WHAT IS EXPECTED:
All of the entries must be reproduced exactly, with no images carried over.
━━━━━━
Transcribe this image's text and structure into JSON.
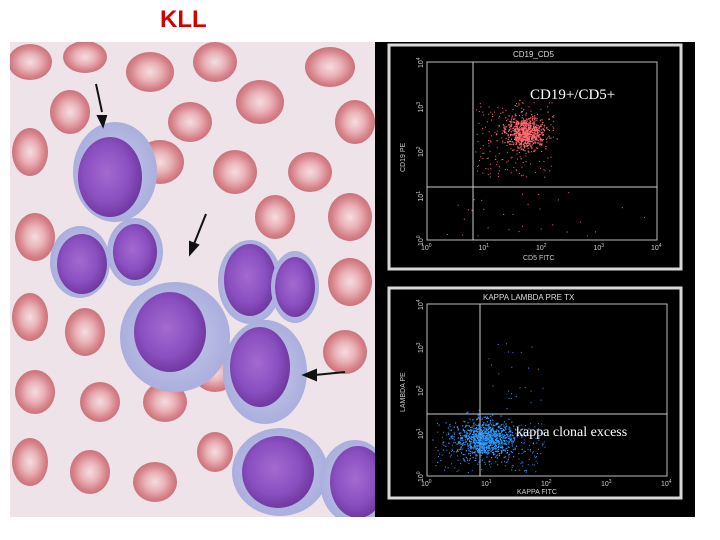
{
  "slide": {
    "title": "KLL",
    "title_color": "#d40000"
  },
  "smear": {
    "icon": "blood-smear-micrograph",
    "arrows": [
      "arrow-down-left",
      "arrow-down-left-2",
      "arrow-left"
    ]
  },
  "plots": [
    {
      "header": "CD19_CD5",
      "ylabel": "CD19 PE",
      "xlabel": "CD5 FITC",
      "annotation": "CD19+/CD5+",
      "dot_color": "#ff6a70",
      "x_ticks": [
        "10",
        "10",
        "10",
        "10",
        "10"
      ],
      "x_exp": [
        "0",
        "1",
        "2",
        "3",
        "4"
      ],
      "y_ticks": [
        "10",
        "10",
        "10",
        "10",
        "10"
      ],
      "y_exp": [
        "0",
        "1",
        "2",
        "3",
        "4"
      ]
    },
    {
      "header": "KAPPA LAMBDA PRE TX",
      "ylabel": "LAMBDA PE",
      "xlabel": "KAPPA FITC",
      "annotation": "kappa clonal excess",
      "dot_color": "#2f9bff",
      "x_ticks": [
        "10",
        "10",
        "10",
        "10",
        "10"
      ],
      "x_exp": [
        "0",
        "1",
        "2",
        "3",
        "4"
      ],
      "y_ticks": [
        "10",
        "10",
        "10",
        "10",
        "10"
      ],
      "y_exp": [
        "0",
        "1",
        "2",
        "3",
        "4"
      ]
    }
  ]
}
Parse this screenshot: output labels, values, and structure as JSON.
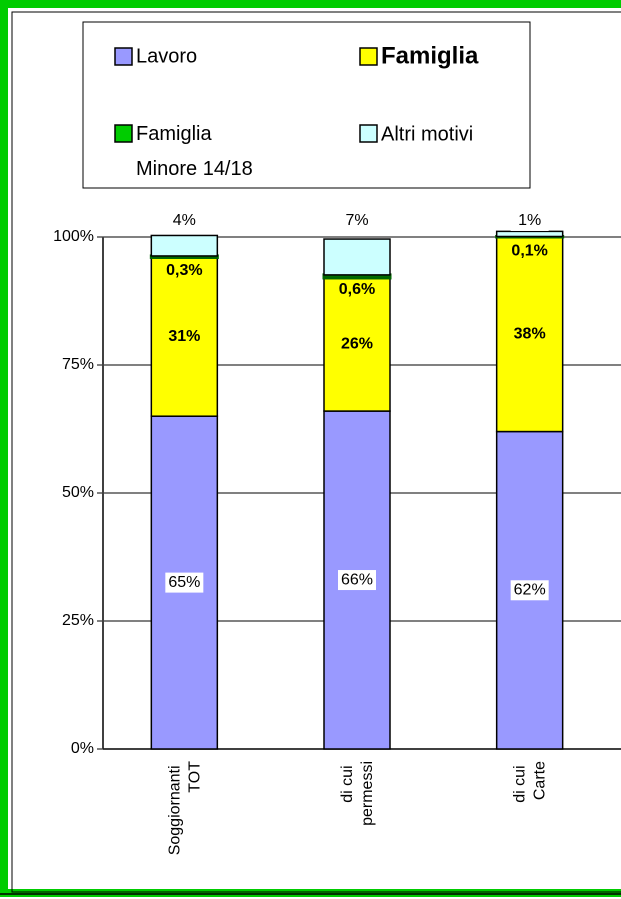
{
  "chart_data": {
    "type": "stacked_bar",
    "categories": [
      "Soggiornanti TOT",
      "di cui permessi",
      "di cui Carte"
    ],
    "series": [
      {
        "name": "Lavoro",
        "color": "#9999ff",
        "values": [
          65,
          66,
          62
        ],
        "value_labels": [
          "65%",
          "66%",
          "62%"
        ]
      },
      {
        "name": "Famiglia",
        "color": "#ffff00",
        "values": [
          31,
          26,
          38
        ],
        "value_labels": [
          "31%",
          "26%",
          "38%"
        ]
      },
      {
        "name": "Famiglia Minore 14/18",
        "color": "#00cc00",
        "values": [
          0.3,
          0.6,
          0.1
        ],
        "value_labels": [
          "0,3%",
          "0,6%",
          "0,1%"
        ]
      },
      {
        "name": "Altri motivi",
        "color": "#ccffff",
        "values": [
          4,
          7,
          1
        ],
        "value_labels": [
          "4%",
          "7%",
          "1%"
        ]
      }
    ],
    "ylim": [
      0,
      100
    ],
    "yticks": [
      {
        "value": 0,
        "label": "0%"
      },
      {
        "value": 25,
        "label": "25%"
      },
      {
        "value": 50,
        "label": "50%"
      },
      {
        "value": 75,
        "label": "75%"
      },
      {
        "value": 100,
        "label": "100%"
      }
    ],
    "grid": true
  }
}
━━━━━━
SOLUTION FOR THIS PROBLEM:
Transcribe this image's text and structure into JSON.
{
  "slide": {
    "title": "KLL",
    "title_color": "#d40000"
  },
  "smear": {
    "icon": "blood-smear-micrograph",
    "arrows": [
      "arrow-down-left",
      "arrow-down-left-2",
      "arrow-left"
    ]
  },
  "plots": [
    {
      "header": "CD19_CD5",
      "ylabel": "CD19 PE",
      "xlabel": "CD5 FITC",
      "annotation": "CD19+/CD5+",
      "dot_color": "#ff6a70",
      "x_ticks": [
        "10",
        "10",
        "10",
        "10",
        "10"
      ],
      "x_exp": [
        "0",
        "1",
        "2",
        "3",
        "4"
      ],
      "y_ticks": [
        "10",
        "10",
        "10",
        "10",
        "10"
      ],
      "y_exp": [
        "0",
        "1",
        "2",
        "3",
        "4"
      ]
    },
    {
      "header": "KAPPA LAMBDA PRE TX",
      "ylabel": "LAMBDA PE",
      "xlabel": "KAPPA FITC",
      "annotation": "kappa clonal excess",
      "dot_color": "#2f9bff",
      "x_ticks": [
        "10",
        "10",
        "10",
        "10",
        "10"
      ],
      "x_exp": [
        "0",
        "1",
        "2",
        "3",
        "4"
      ],
      "y_ticks": [
        "10",
        "10",
        "10",
        "10",
        "10"
      ],
      "y_exp": [
        "0",
        "1",
        "2",
        "3",
        "4"
      ]
    }
  ]
}
Parse this screenshot: output labels, values, and structure as JSON.
{
  "chart_data": {
    "type": "stacked_bar",
    "categories": [
      "Soggiornanti TOT",
      "di cui permessi",
      "di cui Carte"
    ],
    "series": [
      {
        "name": "Lavoro",
        "color": "#9999ff",
        "values": [
          65,
          66,
          62
        ],
        "value_labels": [
          "65%",
          "66%",
          "62%"
        ]
      },
      {
        "name": "Famiglia",
        "color": "#ffff00",
        "values": [
          31,
          26,
          38
        ],
        "value_labels": [
          "31%",
          "26%",
          "38%"
        ]
      },
      {
        "name": "Famiglia Minore 14/18",
        "color": "#00cc00",
        "values": [
          0.3,
          0.6,
          0.1
        ],
        "value_labels": [
          "0,3%",
          "0,6%",
          "0,1%"
        ]
      },
      {
        "name": "Altri motivi",
        "color": "#ccffff",
        "values": [
          4,
          7,
          1
        ],
        "value_labels": [
          "4%",
          "7%",
          "1%"
        ]
      }
    ],
    "ylim": [
      0,
      100
    ],
    "yticks": [
      {
        "value": 0,
        "label": "0%"
      },
      {
        "value": 25,
        "label": "25%"
      },
      {
        "value": 50,
        "label": "50%"
      },
      {
        "value": 75,
        "label": "75%"
      },
      {
        "value": 100,
        "label": "100%"
      }
    ],
    "grid": true
  }
}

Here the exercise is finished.